Extracted records
########################################
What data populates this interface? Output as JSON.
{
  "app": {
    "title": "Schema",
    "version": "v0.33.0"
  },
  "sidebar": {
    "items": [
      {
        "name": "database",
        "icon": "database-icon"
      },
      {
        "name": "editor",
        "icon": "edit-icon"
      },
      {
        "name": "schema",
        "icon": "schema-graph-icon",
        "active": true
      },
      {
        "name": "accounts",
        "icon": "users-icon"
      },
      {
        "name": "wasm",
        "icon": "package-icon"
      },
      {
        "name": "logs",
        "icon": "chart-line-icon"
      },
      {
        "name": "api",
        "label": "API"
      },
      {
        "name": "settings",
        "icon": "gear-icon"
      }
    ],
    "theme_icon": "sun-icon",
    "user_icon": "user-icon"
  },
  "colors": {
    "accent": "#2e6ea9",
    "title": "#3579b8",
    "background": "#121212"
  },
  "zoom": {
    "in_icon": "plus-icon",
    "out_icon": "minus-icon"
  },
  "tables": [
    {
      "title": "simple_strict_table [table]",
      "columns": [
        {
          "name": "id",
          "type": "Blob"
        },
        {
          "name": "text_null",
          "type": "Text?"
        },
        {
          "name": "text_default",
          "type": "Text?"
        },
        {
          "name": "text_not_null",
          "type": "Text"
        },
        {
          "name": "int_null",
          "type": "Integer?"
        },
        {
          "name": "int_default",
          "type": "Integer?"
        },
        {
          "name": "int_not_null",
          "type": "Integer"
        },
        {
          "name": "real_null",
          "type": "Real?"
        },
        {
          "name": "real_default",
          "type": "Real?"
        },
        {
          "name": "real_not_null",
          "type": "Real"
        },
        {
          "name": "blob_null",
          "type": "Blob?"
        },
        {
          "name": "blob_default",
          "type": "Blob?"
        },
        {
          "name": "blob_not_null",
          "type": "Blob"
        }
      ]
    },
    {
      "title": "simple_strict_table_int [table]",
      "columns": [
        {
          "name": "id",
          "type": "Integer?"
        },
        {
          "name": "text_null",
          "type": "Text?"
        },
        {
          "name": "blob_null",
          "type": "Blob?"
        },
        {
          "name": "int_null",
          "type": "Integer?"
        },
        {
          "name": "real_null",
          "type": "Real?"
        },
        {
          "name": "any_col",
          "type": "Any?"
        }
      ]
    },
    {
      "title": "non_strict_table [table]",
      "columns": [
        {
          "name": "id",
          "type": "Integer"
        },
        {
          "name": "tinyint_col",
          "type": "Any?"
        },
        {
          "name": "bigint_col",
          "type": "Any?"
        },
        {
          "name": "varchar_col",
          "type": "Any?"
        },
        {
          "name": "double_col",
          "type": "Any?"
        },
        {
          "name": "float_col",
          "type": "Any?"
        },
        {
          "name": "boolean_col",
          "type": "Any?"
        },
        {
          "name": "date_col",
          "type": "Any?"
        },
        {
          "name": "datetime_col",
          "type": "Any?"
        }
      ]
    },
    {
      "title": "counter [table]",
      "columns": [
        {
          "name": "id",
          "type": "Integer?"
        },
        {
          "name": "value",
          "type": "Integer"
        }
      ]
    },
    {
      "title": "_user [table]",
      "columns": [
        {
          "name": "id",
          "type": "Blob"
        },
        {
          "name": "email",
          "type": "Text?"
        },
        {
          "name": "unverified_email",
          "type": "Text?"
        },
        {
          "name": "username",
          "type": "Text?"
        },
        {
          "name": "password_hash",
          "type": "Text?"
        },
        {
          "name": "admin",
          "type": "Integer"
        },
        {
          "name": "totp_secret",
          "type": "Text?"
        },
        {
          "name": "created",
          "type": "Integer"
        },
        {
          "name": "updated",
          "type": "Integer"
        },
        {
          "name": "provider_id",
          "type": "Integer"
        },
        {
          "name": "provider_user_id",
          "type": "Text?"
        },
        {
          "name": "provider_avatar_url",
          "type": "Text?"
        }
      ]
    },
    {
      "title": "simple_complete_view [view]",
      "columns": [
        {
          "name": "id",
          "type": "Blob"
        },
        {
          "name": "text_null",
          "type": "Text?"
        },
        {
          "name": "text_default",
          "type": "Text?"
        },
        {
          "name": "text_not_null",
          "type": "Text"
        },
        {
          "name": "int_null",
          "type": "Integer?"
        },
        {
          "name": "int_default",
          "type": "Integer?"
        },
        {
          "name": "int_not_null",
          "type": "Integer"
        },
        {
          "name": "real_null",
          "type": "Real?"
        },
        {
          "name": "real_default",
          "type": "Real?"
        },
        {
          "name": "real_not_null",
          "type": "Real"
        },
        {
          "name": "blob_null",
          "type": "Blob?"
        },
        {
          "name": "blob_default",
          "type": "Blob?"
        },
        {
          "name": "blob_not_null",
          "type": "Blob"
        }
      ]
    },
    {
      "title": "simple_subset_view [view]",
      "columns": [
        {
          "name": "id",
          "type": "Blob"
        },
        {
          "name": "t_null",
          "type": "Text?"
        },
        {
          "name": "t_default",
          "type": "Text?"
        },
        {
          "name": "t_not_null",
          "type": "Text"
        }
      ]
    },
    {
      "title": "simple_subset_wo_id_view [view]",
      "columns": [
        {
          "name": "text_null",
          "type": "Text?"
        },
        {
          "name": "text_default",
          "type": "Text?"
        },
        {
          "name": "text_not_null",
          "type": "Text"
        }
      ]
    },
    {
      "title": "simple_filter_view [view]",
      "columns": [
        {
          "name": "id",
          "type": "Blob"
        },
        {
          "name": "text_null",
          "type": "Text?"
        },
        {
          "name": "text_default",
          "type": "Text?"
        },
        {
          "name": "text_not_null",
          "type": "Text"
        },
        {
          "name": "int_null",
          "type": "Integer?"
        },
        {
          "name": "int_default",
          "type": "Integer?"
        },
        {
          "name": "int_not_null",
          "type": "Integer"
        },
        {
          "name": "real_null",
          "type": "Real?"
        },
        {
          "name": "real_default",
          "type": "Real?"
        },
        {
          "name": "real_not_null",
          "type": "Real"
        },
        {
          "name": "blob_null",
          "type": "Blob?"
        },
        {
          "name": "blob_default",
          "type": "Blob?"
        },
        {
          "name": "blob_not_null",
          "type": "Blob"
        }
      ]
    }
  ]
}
########################################
**Aim:**
Using the entries above, please restate each one word for word.

**The completed task:**
What data populates this interface? Output as JSON.
{
  "app": {
    "title": "Schema",
    "version": "v0.33.0"
  },
  "sidebar": {
    "items": [
      {
        "name": "database",
        "icon": "database-icon"
      },
      {
        "name": "editor",
        "icon": "edit-icon"
      },
      {
        "name": "schema",
        "icon": "schema-graph-icon",
        "active": true
      },
      {
        "name": "accounts",
        "icon": "users-icon"
      },
      {
        "name": "wasm",
        "icon": "package-icon"
      },
      {
        "name": "logs",
        "icon": "chart-line-icon"
      },
      {
        "name": "api",
        "label": "API"
      },
      {
        "name": "settings",
        "icon": "gear-icon"
      }
    ],
    "theme_icon": "sun-icon",
    "user_icon": "user-icon"
  },
  "colors": {
    "accent": "#2e6ea9",
    "title": "#3579b8",
    "background": "#121212"
  },
  "zoom": {
    "in_icon": "plus-icon",
    "out_icon": "minus-icon"
  },
  "tables": [
    {
      "title": "simple_strict_table [table]",
      "columns": [
        {
          "name": "id",
          "type": "Blob"
        },
        {
          "name": "text_null",
          "type": "Text?"
        },
        {
          "name": "text_default",
          "type": "Text?"
        },
        {
          "name": "text_not_null",
          "type": "Text"
        },
        {
          "name": "int_null",
          "type": "Integer?"
        },
        {
          "name": "int_default",
          "type": "Integer?"
        },
        {
          "name": "int_not_null",
          "type": "Integer"
        },
        {
          "name": "real_null",
          "type": "Real?"
        },
        {
          "name": "real_default",
          "type": "Real?"
        },
        {
          "name": "real_not_null",
          "type": "Real"
        },
        {
          "name": "blob_null",
          "type": "Blob?"
        },
        {
          "name": "blob_default",
          "type": "Blob?"
        },
        {
          "name": "blob_not_null",
          "type": "Blob"
        }
      ]
    },
    {
      "title": "simple_strict_table_int [table]",
      "columns": [
        {
          "name": "id",
          "type": "Integer?"
        },
        {
          "name": "text_null",
          "type": "Text?"
        },
        {
          "name": "blob_null",
          "type": "Blob?"
        },
        {
          "name": "int_null",
          "type": "Integer?"
        },
        {
          "name": "real_null",
          "type": "Real?"
        },
        {
          "name": "any_col",
          "type": "Any?"
        }
      ]
    },
    {
      "title": "non_strict_table [table]",
      "columns": [
        {
          "name": "id",
          "type": "Integer"
        },
        {
          "name": "tinyint_col",
          "type": "Any?"
        },
        {
          "name": "bigint_col",
          "type": "Any?"
        },
        {
          "name": "varchar_col",
          "type": "Any?"
        },
        {
          "name": "double_col",
          "type": "Any?"
        },
        {
          "name": "float_col",
          "type": "Any?"
        },
        {
          "name": "boolean_col",
          "type": "Any?"
        },
        {
          "name": "date_col",
          "type": "Any?"
        },
        {
          "name": "datetime_col",
          "type": "Any?"
        }
      ]
    },
    {
      "title": "counter [table]",
      "columns": [
        {
          "name": "id",
          "type": "Integer?"
        },
        {
          "name": "value",
          "type": "Integer"
        }
      ]
    },
    {
      "title": "_user [table]",
      "columns": [
        {
          "name": "id",
          "type": "Blob"
        },
        {
          "name": "email",
          "type": "Text?"
        },
        {
          "name": "unverified_email",
          "type": "Text?"
        },
        {
          "name": "username",
          "type": "Text?"
        },
        {
          "name": "password_hash",
          "type": "Text?"
        },
        {
          "name": "admin",
          "type": "Integer"
        },
        {
          "name": "totp_secret",
          "type": "Text?"
        },
        {
          "name": "created",
          "type": "Integer"
        },
        {
          "name": "updated",
          "type": "Integer"
        },
        {
          "name": "provider_id",
          "type": "Integer"
        },
        {
          "name": "provider_user_id",
          "type": "Text?"
        },
        {
          "name": "provider_avatar_url",
          "type": "Text?"
        }
      ]
    },
    {
      "title": "simple_complete_view [view]",
      "columns": [
        {
          "name": "id",
          "type": "Blob"
        },
        {
          "name": "text_null",
          "type": "Text?"
        },
        {
          "name": "text_default",
          "type": "Text?"
        },
        {
          "name": "text_not_null",
          "type": "Text"
        },
        {
          "name": "int_null",
          "type": "Integer?"
        },
        {
          "name": "int_default",
          "type": "Integer?"
        },
        {
          "name": "int_not_null",
          "type": "Integer"
        },
        {
          "name": "real_null",
          "type": "Real?"
        },
        {
          "name": "real_default",
          "type": "Real?"
        },
        {
          "name": "real_not_null",
          "type": "Real"
        },
        {
          "name": "blob_null",
          "type": "Blob?"
        },
        {
          "name": "blob_default",
          "type": "Blob?"
        },
        {
          "name": "blob_not_null",
          "type": "Blob"
        }
      ]
    },
    {
      "title": "simple_subset_view [view]",
      "columns": [
        {
          "name": "id",
          "type": "Blob"
        },
        {
          "name": "t_null",
          "type": "Text?"
        },
        {
          "name": "t_default",
          "type": "Text?"
        },
        {
          "name": "t_not_null",
          "type": "Text"
        }
      ]
    },
    {
      "title": "simple_subset_wo_id_view [view]",
      "columns": [
        {
          "name": "text_null",
          "type": "Text?"
        },
        {
          "name": "text_default",
          "type": "Text?"
        },
        {
          "name": "text_not_null",
          "type": "Text"
        }
      ]
    },
    {
      "title": "simple_filter_view [view]",
      "columns": [
        {
          "name": "id",
          "type": "Blob"
        },
        {
          "name": "text_null",
          "type": "Text?"
        },
        {
          "name": "text_default",
          "type": "Text?"
        },
        {
          "name": "text_not_null",
          "type": "Text"
        },
        {
          "name": "int_null",
          "type": "Integer?"
        },
        {
          "name": "int_default",
          "type": "Integer?"
        },
        {
          "name": "int_not_null",
          "type": "Integer"
        },
        {
          "name": "real_null",
          "type": "Real?"
        },
        {
          "name": "real_default",
          "type": "Real?"
        },
        {
          "name": "real_not_null",
          "type": "Real"
        },
        {
          "name": "blob_null",
          "type": "Blob?"
        },
        {
          "name": "blob_default",
          "type": "Blob?"
        },
        {
          "name": "blob_not_null",
          "type": "Blob"
        }
      ]
    }
  ]
}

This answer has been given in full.